● Dataset items:
--------
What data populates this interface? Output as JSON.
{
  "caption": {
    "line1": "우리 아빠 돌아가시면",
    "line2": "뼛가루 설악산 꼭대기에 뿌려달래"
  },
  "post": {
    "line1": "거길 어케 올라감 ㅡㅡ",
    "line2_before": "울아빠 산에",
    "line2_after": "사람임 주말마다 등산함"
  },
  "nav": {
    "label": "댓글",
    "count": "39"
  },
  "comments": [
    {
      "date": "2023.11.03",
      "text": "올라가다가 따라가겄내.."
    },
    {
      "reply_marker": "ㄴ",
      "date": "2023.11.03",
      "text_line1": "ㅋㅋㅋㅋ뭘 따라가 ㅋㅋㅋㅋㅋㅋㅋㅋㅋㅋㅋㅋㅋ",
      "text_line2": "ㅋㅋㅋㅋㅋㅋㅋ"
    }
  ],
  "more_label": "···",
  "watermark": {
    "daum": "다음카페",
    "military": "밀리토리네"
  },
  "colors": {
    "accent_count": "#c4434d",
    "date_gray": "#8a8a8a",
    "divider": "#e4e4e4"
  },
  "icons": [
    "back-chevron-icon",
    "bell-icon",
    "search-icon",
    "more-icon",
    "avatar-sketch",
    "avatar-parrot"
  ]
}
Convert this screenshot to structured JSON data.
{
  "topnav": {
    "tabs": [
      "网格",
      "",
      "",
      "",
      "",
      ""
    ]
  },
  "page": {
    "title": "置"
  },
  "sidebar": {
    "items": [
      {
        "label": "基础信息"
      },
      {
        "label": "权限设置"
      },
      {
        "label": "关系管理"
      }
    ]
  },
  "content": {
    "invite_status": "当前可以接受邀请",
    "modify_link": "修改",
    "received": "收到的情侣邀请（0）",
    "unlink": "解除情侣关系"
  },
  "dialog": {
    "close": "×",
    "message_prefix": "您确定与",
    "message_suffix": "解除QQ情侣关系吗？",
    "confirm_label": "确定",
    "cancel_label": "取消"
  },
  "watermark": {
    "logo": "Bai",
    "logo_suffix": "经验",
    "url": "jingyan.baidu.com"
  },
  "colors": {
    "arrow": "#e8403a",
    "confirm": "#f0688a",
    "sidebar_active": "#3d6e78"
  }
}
--------
● EXERCISE REQUIREMENTS: Gather up, from the records above, each line where the word "this" appears.

● REPLY:
What data populates this interface? Output as JSON.
Convert this screenshot to structured JSON data.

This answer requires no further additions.